WHAT YOU ARE ASKED TO DO
Lift every line from the entries that includes the word "Narodowego".

LISTED ENTRIES
* * *

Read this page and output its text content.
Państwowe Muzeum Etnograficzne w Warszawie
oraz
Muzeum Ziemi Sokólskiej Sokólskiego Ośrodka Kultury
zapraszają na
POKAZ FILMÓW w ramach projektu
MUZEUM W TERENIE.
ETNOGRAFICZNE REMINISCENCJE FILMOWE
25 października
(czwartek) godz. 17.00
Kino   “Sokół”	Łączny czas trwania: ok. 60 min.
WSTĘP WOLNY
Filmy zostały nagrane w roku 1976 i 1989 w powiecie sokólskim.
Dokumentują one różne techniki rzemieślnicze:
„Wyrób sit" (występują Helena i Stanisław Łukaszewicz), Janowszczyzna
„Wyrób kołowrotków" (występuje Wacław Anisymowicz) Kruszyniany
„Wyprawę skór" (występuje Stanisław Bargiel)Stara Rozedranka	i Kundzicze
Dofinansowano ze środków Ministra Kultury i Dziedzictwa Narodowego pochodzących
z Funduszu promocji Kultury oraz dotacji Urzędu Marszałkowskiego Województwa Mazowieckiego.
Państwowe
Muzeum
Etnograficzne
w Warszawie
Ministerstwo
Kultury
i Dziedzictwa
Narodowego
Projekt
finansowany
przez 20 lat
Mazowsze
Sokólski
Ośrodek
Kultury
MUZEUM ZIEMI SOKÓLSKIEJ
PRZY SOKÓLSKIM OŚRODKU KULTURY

* * *

COMPLETED TASK
Dofinansowano ze środków Ministra Kultury i Dziedzictwa Narodowego pochodzących
Narodowego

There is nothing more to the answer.